*Task prompt*
Write out the complete material exactly as it stands.

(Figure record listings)
-- -- --
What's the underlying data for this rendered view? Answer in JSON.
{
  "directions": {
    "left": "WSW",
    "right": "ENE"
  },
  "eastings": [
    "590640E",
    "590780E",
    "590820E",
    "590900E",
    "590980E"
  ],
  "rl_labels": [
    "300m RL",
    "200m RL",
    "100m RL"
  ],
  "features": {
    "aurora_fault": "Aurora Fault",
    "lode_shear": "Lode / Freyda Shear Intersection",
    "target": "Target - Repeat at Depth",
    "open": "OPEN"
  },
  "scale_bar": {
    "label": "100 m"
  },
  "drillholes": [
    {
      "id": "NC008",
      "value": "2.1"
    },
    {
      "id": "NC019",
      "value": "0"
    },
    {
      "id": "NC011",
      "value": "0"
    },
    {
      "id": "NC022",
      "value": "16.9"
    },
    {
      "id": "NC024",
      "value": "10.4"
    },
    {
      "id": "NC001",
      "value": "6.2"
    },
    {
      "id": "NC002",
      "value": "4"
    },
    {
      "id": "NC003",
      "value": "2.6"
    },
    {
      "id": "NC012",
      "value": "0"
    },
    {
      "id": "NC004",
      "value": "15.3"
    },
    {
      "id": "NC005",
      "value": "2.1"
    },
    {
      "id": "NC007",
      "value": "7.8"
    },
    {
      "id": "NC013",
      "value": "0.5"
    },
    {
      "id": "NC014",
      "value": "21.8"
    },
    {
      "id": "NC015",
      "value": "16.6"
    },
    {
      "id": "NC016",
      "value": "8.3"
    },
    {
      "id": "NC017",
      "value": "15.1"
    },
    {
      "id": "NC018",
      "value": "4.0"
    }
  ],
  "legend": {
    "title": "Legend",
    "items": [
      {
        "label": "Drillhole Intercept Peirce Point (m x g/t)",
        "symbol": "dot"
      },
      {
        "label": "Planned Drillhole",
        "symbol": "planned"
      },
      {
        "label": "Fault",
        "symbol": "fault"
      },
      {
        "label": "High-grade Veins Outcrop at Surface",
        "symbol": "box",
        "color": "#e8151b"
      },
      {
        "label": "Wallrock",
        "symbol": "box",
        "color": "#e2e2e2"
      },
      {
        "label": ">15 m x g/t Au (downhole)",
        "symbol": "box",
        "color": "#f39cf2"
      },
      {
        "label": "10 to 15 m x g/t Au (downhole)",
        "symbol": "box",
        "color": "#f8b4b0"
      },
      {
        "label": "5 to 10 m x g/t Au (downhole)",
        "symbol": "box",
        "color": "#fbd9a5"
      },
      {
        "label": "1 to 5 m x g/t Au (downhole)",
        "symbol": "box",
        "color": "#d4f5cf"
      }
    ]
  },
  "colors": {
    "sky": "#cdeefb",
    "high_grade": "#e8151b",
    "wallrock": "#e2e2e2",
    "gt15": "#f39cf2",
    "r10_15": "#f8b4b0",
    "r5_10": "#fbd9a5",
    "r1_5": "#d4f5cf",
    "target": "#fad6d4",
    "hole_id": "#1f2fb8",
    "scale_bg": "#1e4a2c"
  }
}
-- -- --
*The result*
What's the underlying data for this rendered view? Answer in JSON.
{
  "directions": {
    "left": "WSW",
    "right": "ENE"
  },
  "eastings": [
    "590640E",
    "590780E",
    "590820E",
    "590900E",
    "590980E"
  ],
  "rl_labels": [
    "300m RL",
    "200m RL",
    "100m RL"
  ],
  "features": {
    "aurora_fault": "Aurora Fault",
    "lode_shear": "Lode / Freyda Shear Intersection",
    "target": "Target - Repeat at Depth",
    "open": "OPEN"
  },
  "scale_bar": {
    "label": "100 m"
  },
  "drillholes": [
    {
      "id": "NC008",
      "value": "2.1"
    },
    {
      "id": "NC019",
      "value": "0"
    },
    {
      "id": "NC011",
      "value": "0"
    },
    {
      "id": "NC022",
      "value": "16.9"
    },
    {
      "id": "NC024",
      "value": "10.4"
    },
    {
      "id": "NC001",
      "value": "6.2"
    },
    {
      "id": "NC002",
      "value": "4"
    },
    {
      "id": "NC003",
      "value": "2.6"
    },
    {
      "id": "NC012",
      "value": "0"
    },
    {
      "id": "NC004",
      "value": "15.3"
    },
    {
      "id": "NC005",
      "value": "2.1"
    },
    {
      "id": "NC007",
      "value": "7.8"
    },
    {
      "id": "NC013",
      "value": "0.5"
    },
    {
      "id": "NC014",
      "value": "21.8"
    },
    {
      "id": "NC015",
      "value": "16.6"
    },
    {
      "id": "NC016",
      "value": "8.3"
    },
    {
      "id": "NC017",
      "value": "15.1"
    },
    {
      "id": "NC018",
      "value": "4.0"
    }
  ],
  "legend": {
    "title": "Legend",
    "items": [
      {
        "label": "Drillhole Intercept Peirce Point (m x g/t)",
        "symbol": "dot"
      },
      {
        "label": "Planned Drillhole",
        "symbol": "planned"
      },
      {
        "label": "Fault",
        "symbol": "fault"
      },
      {
        "label": "High-grade Veins Outcrop at Surface",
        "symbol": "box",
        "color": "#e8151b"
      },
      {
        "label": "Wallrock",
        "symbol": "box",
        "color": "#e2e2e2"
      },
      {
        "label": ">15 m x g/t Au (downhole)",
        "symbol": "box",
        "color": "#f39cf2"
      },
      {
        "label": "10 to 15 m x g/t Au (downhole)",
        "symbol": "box",
        "color": "#f8b4b0"
      },
      {
        "label": "5 to 10 m x g/t Au (downhole)",
        "symbol": "box",
        "color": "#fbd9a5"
      },
      {
        "label": "1 to 5 m x g/t Au (downhole)",
        "symbol": "box",
        "color": "#d4f5cf"
      }
    ]
  },
  "colors": {
    "sky": "#cdeefb",
    "high_grade": "#e8151b",
    "wallrock": "#e2e2e2",
    "gt15": "#f39cf2",
    "r10_15": "#f8b4b0",
    "r5_10": "#fbd9a5",
    "r1_5": "#d4f5cf",
    "target": "#fad6d4",
    "hole_id": "#1f2fb8",
    "scale_bg": "#1e4a2c"
  }
}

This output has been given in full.